> Objective:
Go through the entries and transcribe each one exactly, dropping the pictures.

(Entries with figure data)
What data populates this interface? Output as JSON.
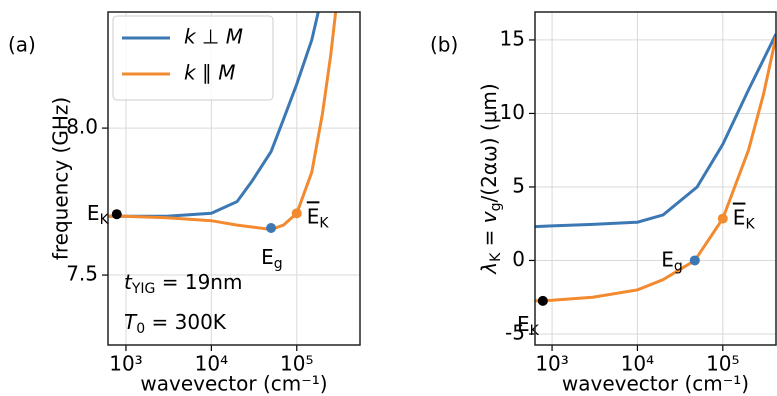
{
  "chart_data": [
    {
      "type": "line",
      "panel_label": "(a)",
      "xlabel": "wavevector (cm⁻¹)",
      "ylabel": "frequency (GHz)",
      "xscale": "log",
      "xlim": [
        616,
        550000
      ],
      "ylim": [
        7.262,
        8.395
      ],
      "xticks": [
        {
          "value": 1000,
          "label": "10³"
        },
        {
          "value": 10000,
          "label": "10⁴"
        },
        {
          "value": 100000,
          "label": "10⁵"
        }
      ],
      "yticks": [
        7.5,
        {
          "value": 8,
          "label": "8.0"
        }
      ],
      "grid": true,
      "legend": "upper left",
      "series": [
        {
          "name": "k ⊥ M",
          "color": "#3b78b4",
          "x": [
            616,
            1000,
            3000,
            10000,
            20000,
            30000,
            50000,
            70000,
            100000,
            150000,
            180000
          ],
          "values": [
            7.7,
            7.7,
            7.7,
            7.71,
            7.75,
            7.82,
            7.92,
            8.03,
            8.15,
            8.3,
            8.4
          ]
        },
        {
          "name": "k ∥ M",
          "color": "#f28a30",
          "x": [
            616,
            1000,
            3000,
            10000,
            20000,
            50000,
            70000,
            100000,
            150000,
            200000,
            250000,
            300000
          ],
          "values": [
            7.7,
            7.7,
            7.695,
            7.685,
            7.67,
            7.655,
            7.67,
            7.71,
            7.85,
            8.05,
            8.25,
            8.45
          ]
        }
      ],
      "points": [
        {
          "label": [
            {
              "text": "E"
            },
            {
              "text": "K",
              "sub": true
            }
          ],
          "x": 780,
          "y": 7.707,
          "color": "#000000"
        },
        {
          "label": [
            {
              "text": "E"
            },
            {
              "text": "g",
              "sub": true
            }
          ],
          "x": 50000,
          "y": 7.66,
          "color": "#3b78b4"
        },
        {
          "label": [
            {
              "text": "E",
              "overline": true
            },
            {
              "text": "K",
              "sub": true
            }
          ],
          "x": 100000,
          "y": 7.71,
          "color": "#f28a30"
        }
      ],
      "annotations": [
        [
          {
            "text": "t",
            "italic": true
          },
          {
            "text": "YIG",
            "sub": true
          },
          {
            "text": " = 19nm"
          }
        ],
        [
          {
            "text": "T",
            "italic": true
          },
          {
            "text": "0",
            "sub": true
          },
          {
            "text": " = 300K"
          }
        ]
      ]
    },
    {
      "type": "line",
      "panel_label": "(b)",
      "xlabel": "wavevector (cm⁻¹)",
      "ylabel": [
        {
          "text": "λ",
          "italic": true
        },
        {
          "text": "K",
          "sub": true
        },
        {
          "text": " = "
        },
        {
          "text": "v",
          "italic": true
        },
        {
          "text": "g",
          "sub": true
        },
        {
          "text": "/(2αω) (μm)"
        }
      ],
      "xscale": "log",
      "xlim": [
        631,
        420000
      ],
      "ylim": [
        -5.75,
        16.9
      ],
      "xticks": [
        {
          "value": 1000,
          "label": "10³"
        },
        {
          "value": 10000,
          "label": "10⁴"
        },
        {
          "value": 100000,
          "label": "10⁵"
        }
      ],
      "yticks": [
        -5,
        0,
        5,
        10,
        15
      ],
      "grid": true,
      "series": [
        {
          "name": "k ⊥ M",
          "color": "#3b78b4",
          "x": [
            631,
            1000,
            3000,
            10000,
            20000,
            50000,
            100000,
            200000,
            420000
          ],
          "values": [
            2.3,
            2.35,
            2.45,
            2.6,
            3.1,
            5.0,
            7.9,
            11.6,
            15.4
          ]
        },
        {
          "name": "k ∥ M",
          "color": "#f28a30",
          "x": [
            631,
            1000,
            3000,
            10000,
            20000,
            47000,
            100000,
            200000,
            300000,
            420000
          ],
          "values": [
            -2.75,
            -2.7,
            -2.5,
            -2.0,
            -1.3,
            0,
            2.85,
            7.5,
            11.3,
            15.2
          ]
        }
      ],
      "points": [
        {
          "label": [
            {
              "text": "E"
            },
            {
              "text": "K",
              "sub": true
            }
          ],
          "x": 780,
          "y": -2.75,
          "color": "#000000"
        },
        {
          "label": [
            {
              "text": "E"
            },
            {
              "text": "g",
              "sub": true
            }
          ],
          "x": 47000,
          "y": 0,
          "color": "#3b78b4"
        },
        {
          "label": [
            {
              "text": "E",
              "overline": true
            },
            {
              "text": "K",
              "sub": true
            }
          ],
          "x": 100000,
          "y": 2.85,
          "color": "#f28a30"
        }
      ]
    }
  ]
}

> Answer to this exercise:
What data populates this interface? Output as JSON.
{
  "chart_data": [
    {
      "type": "line",
      "panel_label": "(a)",
      "xlabel": "wavevector (cm⁻¹)",
      "ylabel": "frequency (GHz)",
      "xscale": "log",
      "xlim": [
        616,
        550000
      ],
      "ylim": [
        7.262,
        8.395
      ],
      "xticks": [
        {
          "value": 1000,
          "label": "10³"
        },
        {
          "value": 10000,
          "label": "10⁴"
        },
        {
          "value": 100000,
          "label": "10⁵"
        }
      ],
      "yticks": [
        7.5,
        {
          "value": 8,
          "label": "8.0"
        }
      ],
      "grid": true,
      "legend": "upper left",
      "series": [
        {
          "name": "k ⊥ M",
          "color": "#3b78b4",
          "x": [
            616,
            1000,
            3000,
            10000,
            20000,
            30000,
            50000,
            70000,
            100000,
            150000,
            180000
          ],
          "values": [
            7.7,
            7.7,
            7.7,
            7.71,
            7.75,
            7.82,
            7.92,
            8.03,
            8.15,
            8.3,
            8.4
          ]
        },
        {
          "name": "k ∥ M",
          "color": "#f28a30",
          "x": [
            616,
            1000,
            3000,
            10000,
            20000,
            50000,
            70000,
            100000,
            150000,
            200000,
            250000,
            300000
          ],
          "values": [
            7.7,
            7.7,
            7.695,
            7.685,
            7.67,
            7.655,
            7.67,
            7.71,
            7.85,
            8.05,
            8.25,
            8.45
          ]
        }
      ],
      "points": [
        {
          "label": [
            {
              "text": "E"
            },
            {
              "text": "K",
              "sub": true
            }
          ],
          "x": 780,
          "y": 7.707,
          "color": "#000000"
        },
        {
          "label": [
            {
              "text": "E"
            },
            {
              "text": "g",
              "sub": true
            }
          ],
          "x": 50000,
          "y": 7.66,
          "color": "#3b78b4"
        },
        {
          "label": [
            {
              "text": "E",
              "overline": true
            },
            {
              "text": "K",
              "sub": true
            }
          ],
          "x": 100000,
          "y": 7.71,
          "color": "#f28a30"
        }
      ],
      "annotations": [
        [
          {
            "text": "t",
            "italic": true
          },
          {
            "text": "YIG",
            "sub": true
          },
          {
            "text": " = 19nm"
          }
        ],
        [
          {
            "text": "T",
            "italic": true
          },
          {
            "text": "0",
            "sub": true
          },
          {
            "text": " = 300K"
          }
        ]
      ]
    },
    {
      "type": "line",
      "panel_label": "(b)",
      "xlabel": "wavevector (cm⁻¹)",
      "ylabel": [
        {
          "text": "λ",
          "italic": true
        },
        {
          "text": "K",
          "sub": true
        },
        {
          "text": " = "
        },
        {
          "text": "v",
          "italic": true
        },
        {
          "text": "g",
          "sub": true
        },
        {
          "text": "/(2αω) (μm)"
        }
      ],
      "xscale": "log",
      "xlim": [
        631,
        420000
      ],
      "ylim": [
        -5.75,
        16.9
      ],
      "xticks": [
        {
          "value": 1000,
          "label": "10³"
        },
        {
          "value": 10000,
          "label": "10⁴"
        },
        {
          "value": 100000,
          "label": "10⁵"
        }
      ],
      "yticks": [
        -5,
        0,
        5,
        10,
        15
      ],
      "grid": true,
      "series": [
        {
          "name": "k ⊥ M",
          "color": "#3b78b4",
          "x": [
            631,
            1000,
            3000,
            10000,
            20000,
            50000,
            100000,
            200000,
            420000
          ],
          "values": [
            2.3,
            2.35,
            2.45,
            2.6,
            3.1,
            5.0,
            7.9,
            11.6,
            15.4
          ]
        },
        {
          "name": "k ∥ M",
          "color": "#f28a30",
          "x": [
            631,
            1000,
            3000,
            10000,
            20000,
            47000,
            100000,
            200000,
            300000,
            420000
          ],
          "values": [
            -2.75,
            -2.7,
            -2.5,
            -2.0,
            -1.3,
            0,
            2.85,
            7.5,
            11.3,
            15.2
          ]
        }
      ],
      "points": [
        {
          "label": [
            {
              "text": "E"
            },
            {
              "text": "K",
              "sub": true
            }
          ],
          "x": 780,
          "y": -2.75,
          "color": "#000000"
        },
        {
          "label": [
            {
              "text": "E"
            },
            {
              "text": "g",
              "sub": true
            }
          ],
          "x": 47000,
          "y": 0,
          "color": "#3b78b4"
        },
        {
          "label": [
            {
              "text": "E",
              "overline": true
            },
            {
              "text": "K",
              "sub": true
            }
          ],
          "x": 100000,
          "y": 2.85,
          "color": "#f28a30"
        }
      ]
    }
  ]
}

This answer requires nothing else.